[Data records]
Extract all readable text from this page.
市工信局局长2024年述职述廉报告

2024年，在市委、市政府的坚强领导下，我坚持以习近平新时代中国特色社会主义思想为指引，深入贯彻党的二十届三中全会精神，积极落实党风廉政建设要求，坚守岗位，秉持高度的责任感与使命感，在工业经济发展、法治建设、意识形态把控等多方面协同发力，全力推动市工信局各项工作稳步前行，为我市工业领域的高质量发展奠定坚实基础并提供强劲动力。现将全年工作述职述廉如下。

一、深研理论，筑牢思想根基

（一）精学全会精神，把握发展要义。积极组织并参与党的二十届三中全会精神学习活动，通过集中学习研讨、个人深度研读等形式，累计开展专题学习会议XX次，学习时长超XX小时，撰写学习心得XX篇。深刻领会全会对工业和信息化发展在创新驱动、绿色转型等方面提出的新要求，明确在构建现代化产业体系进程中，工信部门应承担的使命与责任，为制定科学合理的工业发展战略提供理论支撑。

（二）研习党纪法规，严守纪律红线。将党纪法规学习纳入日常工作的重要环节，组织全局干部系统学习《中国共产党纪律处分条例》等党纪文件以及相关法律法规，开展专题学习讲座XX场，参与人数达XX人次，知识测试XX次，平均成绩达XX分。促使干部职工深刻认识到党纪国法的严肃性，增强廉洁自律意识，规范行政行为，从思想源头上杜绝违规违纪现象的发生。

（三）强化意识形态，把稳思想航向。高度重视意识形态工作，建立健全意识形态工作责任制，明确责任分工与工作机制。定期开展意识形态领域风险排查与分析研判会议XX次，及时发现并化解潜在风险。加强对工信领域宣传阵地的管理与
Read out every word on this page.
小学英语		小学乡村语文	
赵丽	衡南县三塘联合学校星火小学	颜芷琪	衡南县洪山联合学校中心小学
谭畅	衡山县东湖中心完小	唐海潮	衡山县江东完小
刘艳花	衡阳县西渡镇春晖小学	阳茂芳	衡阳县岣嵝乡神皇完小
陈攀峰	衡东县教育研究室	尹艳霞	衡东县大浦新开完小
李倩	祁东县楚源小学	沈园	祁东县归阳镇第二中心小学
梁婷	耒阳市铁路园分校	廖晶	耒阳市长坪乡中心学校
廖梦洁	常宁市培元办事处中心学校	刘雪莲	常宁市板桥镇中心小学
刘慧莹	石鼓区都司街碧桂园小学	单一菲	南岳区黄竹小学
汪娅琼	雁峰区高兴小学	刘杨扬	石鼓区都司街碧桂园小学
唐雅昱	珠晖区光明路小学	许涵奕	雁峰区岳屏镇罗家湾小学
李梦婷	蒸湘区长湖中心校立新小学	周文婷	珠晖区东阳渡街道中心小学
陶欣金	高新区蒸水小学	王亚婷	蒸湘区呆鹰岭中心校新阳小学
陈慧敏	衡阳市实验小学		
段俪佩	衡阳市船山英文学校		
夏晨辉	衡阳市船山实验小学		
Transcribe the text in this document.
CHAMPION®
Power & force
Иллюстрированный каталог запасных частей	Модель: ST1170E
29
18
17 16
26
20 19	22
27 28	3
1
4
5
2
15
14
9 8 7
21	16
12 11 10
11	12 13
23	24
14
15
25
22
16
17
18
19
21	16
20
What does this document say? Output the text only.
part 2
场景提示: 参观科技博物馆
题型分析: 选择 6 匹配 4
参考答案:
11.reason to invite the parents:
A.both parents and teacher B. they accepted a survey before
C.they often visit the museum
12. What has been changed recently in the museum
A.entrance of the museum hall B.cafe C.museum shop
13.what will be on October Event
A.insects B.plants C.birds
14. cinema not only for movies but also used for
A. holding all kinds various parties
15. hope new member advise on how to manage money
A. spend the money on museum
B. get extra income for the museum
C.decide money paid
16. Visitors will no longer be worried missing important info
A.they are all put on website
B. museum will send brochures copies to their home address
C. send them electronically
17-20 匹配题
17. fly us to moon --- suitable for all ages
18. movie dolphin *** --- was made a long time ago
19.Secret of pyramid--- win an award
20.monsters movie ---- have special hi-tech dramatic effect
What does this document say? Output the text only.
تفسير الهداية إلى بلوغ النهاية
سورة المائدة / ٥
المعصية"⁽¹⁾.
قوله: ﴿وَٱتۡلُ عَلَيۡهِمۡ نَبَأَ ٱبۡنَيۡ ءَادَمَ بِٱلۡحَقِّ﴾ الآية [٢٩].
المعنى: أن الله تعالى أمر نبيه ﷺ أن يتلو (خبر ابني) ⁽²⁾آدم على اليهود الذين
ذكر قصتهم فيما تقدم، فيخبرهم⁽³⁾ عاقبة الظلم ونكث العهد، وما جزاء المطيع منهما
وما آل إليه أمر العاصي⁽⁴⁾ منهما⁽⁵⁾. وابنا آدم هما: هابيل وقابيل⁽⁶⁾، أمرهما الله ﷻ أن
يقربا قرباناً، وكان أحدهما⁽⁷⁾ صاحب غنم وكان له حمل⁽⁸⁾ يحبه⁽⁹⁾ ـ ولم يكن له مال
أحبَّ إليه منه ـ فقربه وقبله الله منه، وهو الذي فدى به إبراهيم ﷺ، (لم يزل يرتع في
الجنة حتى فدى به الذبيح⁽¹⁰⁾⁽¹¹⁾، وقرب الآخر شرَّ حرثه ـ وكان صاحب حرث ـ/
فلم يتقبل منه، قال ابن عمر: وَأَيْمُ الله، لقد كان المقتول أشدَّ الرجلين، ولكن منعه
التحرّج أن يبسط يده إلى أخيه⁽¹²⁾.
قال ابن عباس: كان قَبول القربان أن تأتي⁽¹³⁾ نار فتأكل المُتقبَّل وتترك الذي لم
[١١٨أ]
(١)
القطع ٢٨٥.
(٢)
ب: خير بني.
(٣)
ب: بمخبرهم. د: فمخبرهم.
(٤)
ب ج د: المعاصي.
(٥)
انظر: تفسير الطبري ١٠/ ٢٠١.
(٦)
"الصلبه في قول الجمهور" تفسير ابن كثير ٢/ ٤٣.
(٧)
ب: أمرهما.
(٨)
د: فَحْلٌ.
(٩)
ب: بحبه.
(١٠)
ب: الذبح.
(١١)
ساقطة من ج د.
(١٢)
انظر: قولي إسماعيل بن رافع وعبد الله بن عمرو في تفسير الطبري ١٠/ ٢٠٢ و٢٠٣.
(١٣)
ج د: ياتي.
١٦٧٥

» Exercise aim:
Reproduce the data shown above exactly.

» Final result:
Extract all readable text from this page.
市工信局局长2024年述职述廉报告

2024年，在市委、市政府的坚强领导下，我坚持以习近平新时代中国特色社会主义思想为指引，深入贯彻党的二十届三中全会精神，积极落实党风廉政建设要求，坚守岗位，秉持高度的责任感与使命感，在工业经济发展、法治建设、意识形态把控等多方面协同发力，全力推动市工信局各项工作稳步前行，为我市工业领域的高质量发展奠定坚实基础并提供强劲动力。现将全年工作述职述廉如下。

一、深研理论，筑牢思想根基

（一）精学全会精神，把握发展要义。积极组织并参与党的二十届三中全会精神学习活动，通过集中学习研讨、个人深度研读等形式，累计开展专题学习会议XX次，学习时长超XX小时，撰写学习心得XX篇。深刻领会全会对工业和信息化发展在创新驱动、绿色转型等方面提出的新要求，明确在构建现代化产业体系进程中，工信部门应承担的使命与责任，为制定科学合理的工业发展战略提供理论支撑。

（二）研习党纪法规，严守纪律红线。将党纪法规学习纳入日常工作的重要环节，组织全局干部系统学习《中国共产党纪律处分条例》等党纪文件以及相关法律法规，开展专题学习讲座XX场，参与人数达XX人次，知识测试XX次，平均成绩达XX分。促使干部职工深刻认识到党纪国法的严肃性，增强廉洁自律意识，规范行政行为，从思想源头上杜绝违规违纪现象的发生。

（三）强化意识形态，把稳思想航向。高度重视意识形态工作，建立健全意识形态工作责任制，明确责任分工与工作机制。定期开展意识形态领域风险排查与分析研判会议XX次，及时发现并化解潜在风险。加强对工信领域宣传阵地的管理与
Read out every word on this page.
小学英语		小学乡村语文	
赵丽	衡南县三塘联合学校星火小学	颜芷琪	衡南县洪山联合学校中心小学
谭畅	衡山县东湖中心完小	唐海潮	衡山县江东完小
刘艳花	衡阳县西渡镇春晖小学	阳茂芳	衡阳县岣嵝乡神皇完小
陈攀峰	衡东县教育研究室	尹艳霞	衡东县大浦新开完小
李倩	祁东县楚源小学	沈园	祁东县归阳镇第二中心小学
梁婷	耒阳市铁路园分校	廖晶	耒阳市长坪乡中心学校
廖梦洁	常宁市培元办事处中心学校	刘雪莲	常宁市板桥镇中心小学
刘慧莹	石鼓区都司街碧桂园小学	单一菲	南岳区黄竹小学
汪娅琼	雁峰区高兴小学	刘杨扬	石鼓区都司街碧桂园小学
唐雅昱	珠晖区光明路小学	许涵奕	雁峰区岳屏镇罗家湾小学
李梦婷	蒸湘区长湖中心校立新小学	周文婷	珠晖区东阳渡街道中心小学
陶欣金	高新区蒸水小学	王亚婷	蒸湘区呆鹰岭中心校新阳小学
陈慧敏	衡阳市实验小学		
段俪佩	衡阳市船山英文学校		
夏晨辉	衡阳市船山实验小学		
Transcribe the text in this document.
CHAMPION®
Power & force
Иллюстрированный каталог запасных частей	Модель: ST1170E
29
18
17 16
26
20 19	22
27 28	3
1
4
5
2
15
14
9 8 7
21	16
12 11 10
11	12 13
23	24
14
15
25
22
16
17
18
19
21	16
20
What does this document say? Output the text only.
part 2
场景提示: 参观科技博物馆
题型分析: 选择 6 匹配 4
参考答案:
11.reason to invite the parents:
A.both parents and teacher B. they accepted a survey before
C.they often visit the museum
12. What has been changed recently in the museum
A.entrance of the museum hall B.cafe C.museum shop
13.what will be on October Event
A.insects B.plants C.birds
14. cinema not only for movies but also used for
A. holding all kinds various parties
15. hope new member advise on how to manage money
A. spend the money on museum
B. get extra income for the museum
C.decide money paid
16. Visitors will no longer be worried missing important info
A.they are all put on website
B. museum will send brochures copies to their home address
C. send them electronically
17-20 匹配题
17. fly us to moon --- suitable for all ages
18. movie dolphin *** --- was made a long time ago
19.Secret of pyramid--- win an award
20.monsters movie ---- have special hi-tech dramatic effect
What does this document say? Output the text only.
تفسير الهداية إلى بلوغ النهاية
سورة المائدة / ٥
المعصية"⁽¹⁾.
قوله: ﴿وَٱتۡلُ عَلَيۡهِمۡ نَبَأَ ٱبۡنَيۡ ءَادَمَ بِٱلۡحَقِّ﴾ الآية [٢٩].
المعنى: أن الله تعالى أمر نبيه ﷺ أن يتلو (خبر ابني) ⁽²⁾آدم على اليهود الذين
ذكر قصتهم فيما تقدم، فيخبرهم⁽³⁾ عاقبة الظلم ونكث العهد، وما جزاء المطيع منهما
وما آل إليه أمر العاصي⁽⁴⁾ منهما⁽⁵⁾. وابنا آدم هما: هابيل وقابيل⁽⁶⁾، أمرهما الله ﷻ أن
يقربا قرباناً، وكان أحدهما⁽⁷⁾ صاحب غنم وكان له حمل⁽⁸⁾ يحبه⁽⁹⁾ ـ ولم يكن له مال
أحبَّ إليه منه ـ فقربه وقبله الله منه، وهو الذي فدى به إبراهيم ﷺ، (لم يزل يرتع في
الجنة حتى فدى به الذبيح⁽¹⁰⁾⁽¹¹⁾، وقرب الآخر شرَّ حرثه ـ وكان صاحب حرث ـ/
فلم يتقبل منه، قال ابن عمر: وَأَيْمُ الله، لقد كان المقتول أشدَّ الرجلين، ولكن منعه
التحرّج أن يبسط يده إلى أخيه⁽¹²⁾.
قال ابن عباس: كان قَبول القربان أن تأتي⁽¹³⁾ نار فتأكل المُتقبَّل وتترك الذي لم
[١١٨أ]
(١)
القطع ٢٨٥.
(٢)
ب: خير بني.
(٣)
ب: بمخبرهم. د: فمخبرهم.
(٤)
ب ج د: المعاصي.
(٥)
انظر: تفسير الطبري ١٠/ ٢٠١.
(٦)
"الصلبه في قول الجمهور" تفسير ابن كثير ٢/ ٤٣.
(٧)
ب: أمرهما.
(٨)
د: فَحْلٌ.
(٩)
ب: بحبه.
(١٠)
ب: الذبح.
(١١)
ساقطة من ج د.
(١٢)
انظر: قولي إسماعيل بن رافع وعبد الله بن عمرو في تفسير الطبري ١٠/ ٢٠٢ و٢٠٣.
(١٣)
ج د: ياتي.
١٦٧٥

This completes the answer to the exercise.